Stated exercise: From the listing below, copy every line with the word "Address".

Records supplied:

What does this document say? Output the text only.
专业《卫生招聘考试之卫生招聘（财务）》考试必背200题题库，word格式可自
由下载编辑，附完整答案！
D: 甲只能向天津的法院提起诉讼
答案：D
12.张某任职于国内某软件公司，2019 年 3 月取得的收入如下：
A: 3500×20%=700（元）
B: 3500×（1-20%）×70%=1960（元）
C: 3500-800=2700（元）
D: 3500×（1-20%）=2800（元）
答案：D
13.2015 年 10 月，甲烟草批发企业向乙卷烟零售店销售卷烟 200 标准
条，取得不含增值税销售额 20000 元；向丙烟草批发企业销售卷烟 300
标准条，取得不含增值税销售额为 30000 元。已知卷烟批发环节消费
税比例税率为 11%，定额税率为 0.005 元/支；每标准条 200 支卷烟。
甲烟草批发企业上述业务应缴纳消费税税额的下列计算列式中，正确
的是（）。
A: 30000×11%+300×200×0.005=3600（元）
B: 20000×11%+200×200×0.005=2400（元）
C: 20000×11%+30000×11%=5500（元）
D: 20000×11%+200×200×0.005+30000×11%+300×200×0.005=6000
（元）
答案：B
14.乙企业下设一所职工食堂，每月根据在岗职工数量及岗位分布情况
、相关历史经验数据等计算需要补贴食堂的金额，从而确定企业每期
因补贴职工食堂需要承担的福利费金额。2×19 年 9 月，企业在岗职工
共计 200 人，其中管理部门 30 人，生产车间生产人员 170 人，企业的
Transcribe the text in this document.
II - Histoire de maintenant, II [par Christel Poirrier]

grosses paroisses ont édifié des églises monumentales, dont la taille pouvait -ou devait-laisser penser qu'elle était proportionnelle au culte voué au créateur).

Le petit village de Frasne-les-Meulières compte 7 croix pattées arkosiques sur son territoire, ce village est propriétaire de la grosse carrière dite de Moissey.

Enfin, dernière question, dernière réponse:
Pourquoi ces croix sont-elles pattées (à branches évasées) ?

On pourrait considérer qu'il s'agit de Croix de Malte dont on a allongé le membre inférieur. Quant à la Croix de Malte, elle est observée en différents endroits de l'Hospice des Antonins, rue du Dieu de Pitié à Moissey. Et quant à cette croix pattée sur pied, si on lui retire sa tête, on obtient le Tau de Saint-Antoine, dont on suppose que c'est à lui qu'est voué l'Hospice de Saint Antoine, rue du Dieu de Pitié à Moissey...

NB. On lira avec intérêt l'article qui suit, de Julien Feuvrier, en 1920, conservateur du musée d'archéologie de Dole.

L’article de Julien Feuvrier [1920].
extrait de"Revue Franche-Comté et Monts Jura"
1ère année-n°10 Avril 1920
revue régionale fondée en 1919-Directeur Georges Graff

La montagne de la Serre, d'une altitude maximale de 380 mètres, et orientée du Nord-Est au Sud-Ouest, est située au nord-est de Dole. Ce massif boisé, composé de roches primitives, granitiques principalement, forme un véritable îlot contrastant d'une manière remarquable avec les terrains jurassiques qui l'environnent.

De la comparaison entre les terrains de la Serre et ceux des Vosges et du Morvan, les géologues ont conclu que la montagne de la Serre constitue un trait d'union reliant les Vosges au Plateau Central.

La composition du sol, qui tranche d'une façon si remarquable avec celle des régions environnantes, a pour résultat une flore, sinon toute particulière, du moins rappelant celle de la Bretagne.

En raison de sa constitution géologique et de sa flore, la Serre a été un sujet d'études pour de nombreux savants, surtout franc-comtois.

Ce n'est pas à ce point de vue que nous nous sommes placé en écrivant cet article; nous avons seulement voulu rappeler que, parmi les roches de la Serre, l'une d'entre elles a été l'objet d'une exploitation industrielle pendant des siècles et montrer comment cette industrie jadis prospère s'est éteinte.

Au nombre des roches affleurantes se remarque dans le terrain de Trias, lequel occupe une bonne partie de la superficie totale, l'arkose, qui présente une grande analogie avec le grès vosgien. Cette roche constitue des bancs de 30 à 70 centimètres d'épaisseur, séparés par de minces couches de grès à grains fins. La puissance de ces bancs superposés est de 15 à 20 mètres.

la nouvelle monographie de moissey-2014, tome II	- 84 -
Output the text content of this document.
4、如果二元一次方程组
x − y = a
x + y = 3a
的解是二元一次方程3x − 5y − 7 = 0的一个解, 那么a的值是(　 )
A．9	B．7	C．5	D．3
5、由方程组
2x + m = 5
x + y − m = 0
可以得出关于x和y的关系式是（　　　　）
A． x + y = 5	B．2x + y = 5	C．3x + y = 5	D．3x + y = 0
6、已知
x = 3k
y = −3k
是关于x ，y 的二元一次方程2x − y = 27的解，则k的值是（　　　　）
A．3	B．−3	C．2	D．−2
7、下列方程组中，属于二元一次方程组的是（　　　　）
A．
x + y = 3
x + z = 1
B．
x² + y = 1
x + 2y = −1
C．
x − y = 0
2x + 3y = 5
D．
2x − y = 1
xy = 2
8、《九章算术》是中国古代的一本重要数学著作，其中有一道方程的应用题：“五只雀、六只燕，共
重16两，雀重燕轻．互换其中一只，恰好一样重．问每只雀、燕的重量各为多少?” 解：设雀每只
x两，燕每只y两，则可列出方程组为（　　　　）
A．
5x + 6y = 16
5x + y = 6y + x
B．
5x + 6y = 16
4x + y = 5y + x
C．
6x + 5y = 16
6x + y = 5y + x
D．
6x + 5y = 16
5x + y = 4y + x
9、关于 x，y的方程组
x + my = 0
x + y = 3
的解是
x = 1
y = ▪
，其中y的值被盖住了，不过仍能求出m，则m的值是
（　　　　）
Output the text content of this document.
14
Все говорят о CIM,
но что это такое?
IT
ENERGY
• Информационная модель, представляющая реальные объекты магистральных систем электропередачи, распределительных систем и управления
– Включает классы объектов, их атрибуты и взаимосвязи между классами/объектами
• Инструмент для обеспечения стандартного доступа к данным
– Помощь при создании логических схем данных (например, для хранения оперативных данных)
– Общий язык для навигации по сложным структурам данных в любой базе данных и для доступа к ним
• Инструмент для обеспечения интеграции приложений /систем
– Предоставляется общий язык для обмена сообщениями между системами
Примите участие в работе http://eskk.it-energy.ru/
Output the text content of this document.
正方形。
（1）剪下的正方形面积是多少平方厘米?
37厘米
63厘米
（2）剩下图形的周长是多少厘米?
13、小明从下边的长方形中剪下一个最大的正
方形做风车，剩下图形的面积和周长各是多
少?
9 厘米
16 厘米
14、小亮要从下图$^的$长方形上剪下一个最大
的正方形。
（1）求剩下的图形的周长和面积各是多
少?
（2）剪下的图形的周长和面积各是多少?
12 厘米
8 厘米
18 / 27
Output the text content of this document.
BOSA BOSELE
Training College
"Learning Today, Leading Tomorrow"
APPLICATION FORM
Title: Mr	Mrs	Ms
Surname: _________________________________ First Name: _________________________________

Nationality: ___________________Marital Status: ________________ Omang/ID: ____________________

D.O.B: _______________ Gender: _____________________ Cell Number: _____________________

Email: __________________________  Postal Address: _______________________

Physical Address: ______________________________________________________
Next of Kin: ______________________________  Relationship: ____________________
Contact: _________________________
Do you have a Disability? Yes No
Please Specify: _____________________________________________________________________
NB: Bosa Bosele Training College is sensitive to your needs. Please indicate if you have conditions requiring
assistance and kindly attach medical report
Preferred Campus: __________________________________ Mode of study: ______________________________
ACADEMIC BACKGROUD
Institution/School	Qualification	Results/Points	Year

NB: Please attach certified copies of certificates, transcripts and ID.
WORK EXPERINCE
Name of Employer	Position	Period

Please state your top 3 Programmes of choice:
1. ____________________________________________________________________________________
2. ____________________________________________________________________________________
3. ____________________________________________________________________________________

Final result:
Email: __________________________  Postal Address: _______________________
Physical Address: ______________________________________________________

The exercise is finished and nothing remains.